What is asked –
Filter the records below and copy every line containing the word "user".

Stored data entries
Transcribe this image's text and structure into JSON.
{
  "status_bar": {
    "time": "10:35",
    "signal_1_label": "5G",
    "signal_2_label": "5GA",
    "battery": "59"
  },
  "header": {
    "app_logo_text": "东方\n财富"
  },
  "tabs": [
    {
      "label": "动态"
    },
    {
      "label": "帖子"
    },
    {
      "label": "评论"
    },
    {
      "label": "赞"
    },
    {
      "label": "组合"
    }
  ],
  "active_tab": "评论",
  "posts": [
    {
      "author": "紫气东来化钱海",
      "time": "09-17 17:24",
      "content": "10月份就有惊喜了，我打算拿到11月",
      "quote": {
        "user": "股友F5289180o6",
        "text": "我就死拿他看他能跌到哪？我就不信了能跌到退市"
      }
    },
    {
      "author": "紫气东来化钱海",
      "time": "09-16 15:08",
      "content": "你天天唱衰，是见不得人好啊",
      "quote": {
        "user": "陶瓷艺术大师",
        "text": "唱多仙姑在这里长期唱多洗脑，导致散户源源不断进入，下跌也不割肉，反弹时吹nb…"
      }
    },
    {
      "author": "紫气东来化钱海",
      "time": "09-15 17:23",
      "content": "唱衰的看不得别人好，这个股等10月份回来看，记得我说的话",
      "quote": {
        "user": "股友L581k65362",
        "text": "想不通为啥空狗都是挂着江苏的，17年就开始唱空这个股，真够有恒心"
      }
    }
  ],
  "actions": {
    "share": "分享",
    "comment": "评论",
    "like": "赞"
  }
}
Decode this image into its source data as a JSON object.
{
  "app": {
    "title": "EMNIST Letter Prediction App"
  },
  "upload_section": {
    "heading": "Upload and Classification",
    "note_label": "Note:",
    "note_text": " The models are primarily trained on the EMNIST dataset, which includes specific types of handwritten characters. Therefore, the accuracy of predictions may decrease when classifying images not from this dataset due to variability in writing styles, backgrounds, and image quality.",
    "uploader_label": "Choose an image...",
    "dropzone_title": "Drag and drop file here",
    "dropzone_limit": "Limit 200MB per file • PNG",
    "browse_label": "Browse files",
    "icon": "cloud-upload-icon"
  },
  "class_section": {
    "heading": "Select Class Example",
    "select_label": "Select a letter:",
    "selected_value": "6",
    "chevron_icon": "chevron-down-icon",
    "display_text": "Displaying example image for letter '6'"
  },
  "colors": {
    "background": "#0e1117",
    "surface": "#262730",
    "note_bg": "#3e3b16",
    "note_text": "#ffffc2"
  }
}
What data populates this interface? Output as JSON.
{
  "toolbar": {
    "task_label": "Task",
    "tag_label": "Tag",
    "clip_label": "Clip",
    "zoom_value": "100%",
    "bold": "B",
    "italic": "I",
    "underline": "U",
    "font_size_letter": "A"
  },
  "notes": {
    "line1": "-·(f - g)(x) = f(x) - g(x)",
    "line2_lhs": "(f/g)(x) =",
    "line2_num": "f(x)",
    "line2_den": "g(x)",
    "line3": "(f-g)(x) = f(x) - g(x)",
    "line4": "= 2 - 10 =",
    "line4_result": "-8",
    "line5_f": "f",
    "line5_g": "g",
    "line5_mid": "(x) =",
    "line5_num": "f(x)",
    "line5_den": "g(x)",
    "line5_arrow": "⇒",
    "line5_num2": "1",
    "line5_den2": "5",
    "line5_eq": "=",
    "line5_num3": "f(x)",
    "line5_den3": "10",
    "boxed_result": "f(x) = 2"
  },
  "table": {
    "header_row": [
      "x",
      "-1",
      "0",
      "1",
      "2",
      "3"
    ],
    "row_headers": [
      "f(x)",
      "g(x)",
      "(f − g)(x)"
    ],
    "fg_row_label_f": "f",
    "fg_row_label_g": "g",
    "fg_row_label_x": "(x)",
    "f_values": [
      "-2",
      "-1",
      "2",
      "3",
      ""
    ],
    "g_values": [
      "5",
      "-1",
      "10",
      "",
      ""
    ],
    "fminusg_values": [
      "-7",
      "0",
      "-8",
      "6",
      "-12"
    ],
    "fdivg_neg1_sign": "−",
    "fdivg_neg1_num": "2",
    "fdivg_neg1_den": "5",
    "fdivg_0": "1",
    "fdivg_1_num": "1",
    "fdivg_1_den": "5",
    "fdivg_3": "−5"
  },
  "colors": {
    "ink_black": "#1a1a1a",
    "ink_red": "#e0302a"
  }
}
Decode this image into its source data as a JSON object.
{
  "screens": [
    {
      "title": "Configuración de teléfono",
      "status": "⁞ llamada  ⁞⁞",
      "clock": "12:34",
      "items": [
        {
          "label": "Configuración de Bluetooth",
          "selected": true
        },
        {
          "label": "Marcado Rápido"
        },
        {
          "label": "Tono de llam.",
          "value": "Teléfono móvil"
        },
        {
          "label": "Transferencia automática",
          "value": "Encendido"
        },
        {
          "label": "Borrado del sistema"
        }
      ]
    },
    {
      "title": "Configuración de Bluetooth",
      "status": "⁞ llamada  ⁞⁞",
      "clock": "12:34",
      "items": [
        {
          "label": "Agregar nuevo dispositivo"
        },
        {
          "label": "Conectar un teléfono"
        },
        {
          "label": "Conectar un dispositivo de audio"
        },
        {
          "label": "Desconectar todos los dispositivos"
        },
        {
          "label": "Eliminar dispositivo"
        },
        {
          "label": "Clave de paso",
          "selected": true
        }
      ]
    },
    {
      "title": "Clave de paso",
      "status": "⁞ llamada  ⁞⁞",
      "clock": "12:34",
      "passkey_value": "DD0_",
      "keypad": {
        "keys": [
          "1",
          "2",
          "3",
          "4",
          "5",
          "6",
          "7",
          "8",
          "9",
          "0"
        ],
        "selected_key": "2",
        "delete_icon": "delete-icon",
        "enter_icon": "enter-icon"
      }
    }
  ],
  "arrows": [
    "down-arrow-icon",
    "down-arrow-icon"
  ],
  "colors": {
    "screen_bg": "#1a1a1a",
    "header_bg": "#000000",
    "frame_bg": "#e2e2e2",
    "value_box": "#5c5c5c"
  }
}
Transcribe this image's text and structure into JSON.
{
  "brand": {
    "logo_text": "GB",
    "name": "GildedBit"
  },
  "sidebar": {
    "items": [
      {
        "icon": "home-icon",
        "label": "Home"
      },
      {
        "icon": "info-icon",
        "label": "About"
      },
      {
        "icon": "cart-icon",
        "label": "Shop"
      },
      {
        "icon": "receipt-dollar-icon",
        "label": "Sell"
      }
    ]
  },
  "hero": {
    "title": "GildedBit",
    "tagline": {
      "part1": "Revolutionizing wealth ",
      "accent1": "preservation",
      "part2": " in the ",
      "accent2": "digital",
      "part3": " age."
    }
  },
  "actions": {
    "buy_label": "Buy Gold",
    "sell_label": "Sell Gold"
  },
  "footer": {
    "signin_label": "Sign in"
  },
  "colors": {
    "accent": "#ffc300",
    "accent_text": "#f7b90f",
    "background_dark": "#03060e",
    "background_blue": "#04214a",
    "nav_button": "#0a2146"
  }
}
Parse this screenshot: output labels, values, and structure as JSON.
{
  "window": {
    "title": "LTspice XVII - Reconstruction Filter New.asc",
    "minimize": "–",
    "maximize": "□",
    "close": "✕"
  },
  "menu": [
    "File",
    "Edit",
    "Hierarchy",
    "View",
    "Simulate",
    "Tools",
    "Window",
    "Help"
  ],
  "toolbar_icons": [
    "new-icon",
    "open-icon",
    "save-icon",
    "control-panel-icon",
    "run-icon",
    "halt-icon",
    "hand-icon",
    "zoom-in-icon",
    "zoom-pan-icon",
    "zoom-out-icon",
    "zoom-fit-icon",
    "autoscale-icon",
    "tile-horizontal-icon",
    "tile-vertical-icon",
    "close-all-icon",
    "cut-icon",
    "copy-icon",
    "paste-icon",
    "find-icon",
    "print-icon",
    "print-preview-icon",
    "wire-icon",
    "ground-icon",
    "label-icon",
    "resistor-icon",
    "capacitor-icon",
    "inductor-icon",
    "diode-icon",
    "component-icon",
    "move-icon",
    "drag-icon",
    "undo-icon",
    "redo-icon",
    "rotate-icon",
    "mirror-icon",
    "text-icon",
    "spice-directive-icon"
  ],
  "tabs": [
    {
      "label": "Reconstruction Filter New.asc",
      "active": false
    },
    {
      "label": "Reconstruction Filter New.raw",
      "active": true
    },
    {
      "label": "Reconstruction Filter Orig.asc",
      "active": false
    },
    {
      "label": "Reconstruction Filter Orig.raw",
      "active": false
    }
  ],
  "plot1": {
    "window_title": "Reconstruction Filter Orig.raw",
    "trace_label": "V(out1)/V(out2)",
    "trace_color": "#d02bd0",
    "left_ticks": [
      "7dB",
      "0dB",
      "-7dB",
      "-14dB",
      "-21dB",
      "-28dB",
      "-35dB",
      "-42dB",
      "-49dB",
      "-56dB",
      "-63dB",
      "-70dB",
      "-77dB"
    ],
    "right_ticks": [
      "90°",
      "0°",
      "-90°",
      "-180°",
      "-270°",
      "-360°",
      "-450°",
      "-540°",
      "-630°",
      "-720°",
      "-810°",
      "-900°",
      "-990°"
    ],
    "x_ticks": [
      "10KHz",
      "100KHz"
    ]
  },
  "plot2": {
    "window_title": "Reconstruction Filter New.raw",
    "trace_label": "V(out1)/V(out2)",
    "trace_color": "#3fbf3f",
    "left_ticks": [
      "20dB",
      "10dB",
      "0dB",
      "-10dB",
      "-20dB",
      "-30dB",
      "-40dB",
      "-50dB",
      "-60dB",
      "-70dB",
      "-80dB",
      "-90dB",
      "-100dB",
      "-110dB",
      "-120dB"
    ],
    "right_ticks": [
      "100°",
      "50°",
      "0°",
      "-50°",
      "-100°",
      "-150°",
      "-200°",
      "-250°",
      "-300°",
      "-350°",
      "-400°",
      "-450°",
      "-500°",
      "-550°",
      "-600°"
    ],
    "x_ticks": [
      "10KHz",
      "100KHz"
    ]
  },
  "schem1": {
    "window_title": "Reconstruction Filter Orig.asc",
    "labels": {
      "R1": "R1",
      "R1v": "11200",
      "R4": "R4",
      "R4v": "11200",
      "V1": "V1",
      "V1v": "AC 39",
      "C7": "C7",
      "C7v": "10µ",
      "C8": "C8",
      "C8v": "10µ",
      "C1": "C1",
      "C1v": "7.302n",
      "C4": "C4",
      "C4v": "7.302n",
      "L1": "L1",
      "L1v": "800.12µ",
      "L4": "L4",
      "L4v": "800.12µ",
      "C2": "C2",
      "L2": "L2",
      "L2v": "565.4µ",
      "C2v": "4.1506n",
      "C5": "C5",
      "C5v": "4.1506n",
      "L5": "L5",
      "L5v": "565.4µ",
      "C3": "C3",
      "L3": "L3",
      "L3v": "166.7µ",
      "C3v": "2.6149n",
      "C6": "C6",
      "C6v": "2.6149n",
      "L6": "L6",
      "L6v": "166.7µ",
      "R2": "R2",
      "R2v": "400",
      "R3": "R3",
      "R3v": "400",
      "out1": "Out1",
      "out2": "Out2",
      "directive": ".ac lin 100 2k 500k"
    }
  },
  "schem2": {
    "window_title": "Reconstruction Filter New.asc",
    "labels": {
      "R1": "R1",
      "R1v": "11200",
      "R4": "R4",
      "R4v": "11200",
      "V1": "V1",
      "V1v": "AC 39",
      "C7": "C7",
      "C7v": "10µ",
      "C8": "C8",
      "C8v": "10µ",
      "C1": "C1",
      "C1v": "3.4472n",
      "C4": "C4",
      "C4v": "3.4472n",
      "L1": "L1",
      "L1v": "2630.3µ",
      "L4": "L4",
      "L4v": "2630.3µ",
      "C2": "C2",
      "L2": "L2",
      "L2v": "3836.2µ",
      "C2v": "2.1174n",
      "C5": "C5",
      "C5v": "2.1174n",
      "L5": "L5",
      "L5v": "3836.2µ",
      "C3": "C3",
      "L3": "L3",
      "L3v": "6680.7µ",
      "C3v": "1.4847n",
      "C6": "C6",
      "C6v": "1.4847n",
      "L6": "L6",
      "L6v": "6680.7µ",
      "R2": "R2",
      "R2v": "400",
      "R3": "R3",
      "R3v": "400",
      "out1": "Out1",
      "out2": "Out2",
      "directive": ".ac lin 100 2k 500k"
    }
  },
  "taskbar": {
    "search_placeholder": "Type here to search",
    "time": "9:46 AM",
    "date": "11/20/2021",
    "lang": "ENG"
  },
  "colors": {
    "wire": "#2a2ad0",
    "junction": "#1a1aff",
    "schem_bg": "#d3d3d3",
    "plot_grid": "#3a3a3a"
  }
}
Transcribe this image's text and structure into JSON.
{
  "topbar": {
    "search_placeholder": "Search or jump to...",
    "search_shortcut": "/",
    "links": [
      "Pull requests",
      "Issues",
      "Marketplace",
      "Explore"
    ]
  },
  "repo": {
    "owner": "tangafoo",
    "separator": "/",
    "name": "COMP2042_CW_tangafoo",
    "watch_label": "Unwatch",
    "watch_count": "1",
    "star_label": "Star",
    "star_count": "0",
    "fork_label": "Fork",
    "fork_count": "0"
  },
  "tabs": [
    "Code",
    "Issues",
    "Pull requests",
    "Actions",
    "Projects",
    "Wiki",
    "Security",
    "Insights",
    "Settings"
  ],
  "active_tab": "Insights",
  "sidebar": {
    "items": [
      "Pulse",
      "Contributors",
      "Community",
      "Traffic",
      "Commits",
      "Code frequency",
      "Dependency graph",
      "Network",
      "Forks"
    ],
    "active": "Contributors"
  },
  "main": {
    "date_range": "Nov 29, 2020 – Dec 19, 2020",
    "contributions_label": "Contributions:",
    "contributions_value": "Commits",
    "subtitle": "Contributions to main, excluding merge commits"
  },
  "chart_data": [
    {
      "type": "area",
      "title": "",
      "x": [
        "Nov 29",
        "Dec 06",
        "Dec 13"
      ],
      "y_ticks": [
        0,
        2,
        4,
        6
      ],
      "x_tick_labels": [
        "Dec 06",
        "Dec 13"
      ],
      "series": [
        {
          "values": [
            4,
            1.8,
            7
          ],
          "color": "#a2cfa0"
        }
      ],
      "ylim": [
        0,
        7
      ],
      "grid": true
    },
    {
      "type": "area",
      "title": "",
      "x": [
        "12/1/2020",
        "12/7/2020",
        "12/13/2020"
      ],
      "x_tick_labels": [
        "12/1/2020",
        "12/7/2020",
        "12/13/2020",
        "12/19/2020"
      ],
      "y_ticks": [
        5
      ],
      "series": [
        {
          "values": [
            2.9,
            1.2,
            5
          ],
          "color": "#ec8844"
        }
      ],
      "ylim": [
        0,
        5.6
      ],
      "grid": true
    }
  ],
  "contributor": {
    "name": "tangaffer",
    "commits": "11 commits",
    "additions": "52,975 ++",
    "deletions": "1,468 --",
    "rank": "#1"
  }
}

Complete response –
        "user": "股友F5289180o6",
        "user": "陶瓷艺术大师",
        "user": "股友L581k65362",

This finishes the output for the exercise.